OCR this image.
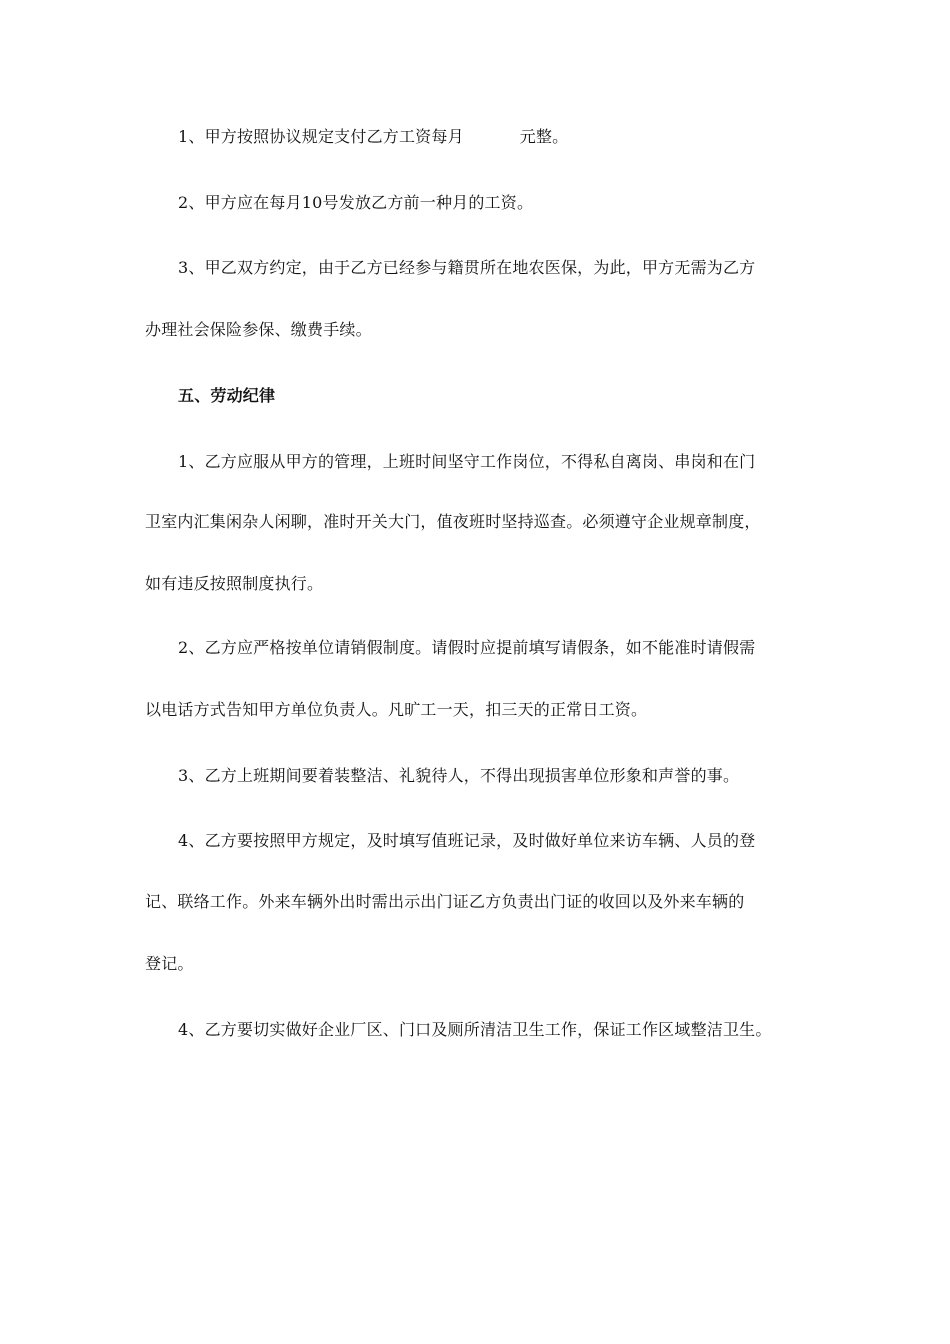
1、甲方按照协议规定支付乙方工资每月	元整。
2、甲方应在每月10号发放乙方前一种月的工资。
3、甲乙双方约定，由于乙方已经参与籍贯所在地农医保，为此，甲方无需为乙方
办理社会保险参保、缴费手续。
五、劳动纪律
1、乙方应服从甲方的管理，上班时间坚守工作岗位，不得私自离岗、串岗和在门
卫室内汇集闲杂人闲聊，准时开关大门，值夜班时坚持巡查。必须遵守企业规章制度，
如有违反按照制度执行。
2、乙方应严格按单位请销假制度。请假时应提前填写请假条，如不能准时请假需
以电话方式告知甲方单位负责人。凡旷工一天，扣三天的正常日工资。
3、乙方上班期间要着装整洁、礼貌待人，不得出现损害单位形象和声誉的事。
4、乙方要按照甲方规定，及时填写值班记录，及时做好单位来访车辆、人员的登
记、联络工作。外来车辆外出时需出示出门证乙方负责出门证的收回以及外来车辆的
登记。
4、乙方要切实做好企业厂区、门口及厕所清洁卫生工作，保证工作区域整洁卫生。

• [Goal]
Set the entries down again exactly. Do not include the images.

• [Response]
OCR this image.
1、甲方按照协议规定支付乙方工资每月	元整。
2、甲方应在每月10号发放乙方前一种月的工资。
3、甲乙双方约定，由于乙方已经参与籍贯所在地农医保，为此，甲方无需为乙方
办理社会保险参保、缴费手续。
五、劳动纪律
1、乙方应服从甲方的管理，上班时间坚守工作岗位，不得私自离岗、串岗和在门
卫室内汇集闲杂人闲聊，准时开关大门，值夜班时坚持巡查。必须遵守企业规章制度，
如有违反按照制度执行。
2、乙方应严格按单位请销假制度。请假时应提前填写请假条，如不能准时请假需
以电话方式告知甲方单位负责人。凡旷工一天，扣三天的正常日工资。
3、乙方上班期间要着装整洁、礼貌待人，不得出现损害单位形象和声誉的事。
4、乙方要按照甲方规定，及时填写值班记录，及时做好单位来访车辆、人员的登
记、联络工作。外来车辆外出时需出示出门证乙方负责出门证的收回以及外来车辆的
登记。
4、乙方要切实做好企业厂区、门口及厕所清洁卫生工作，保证工作区域整洁卫生。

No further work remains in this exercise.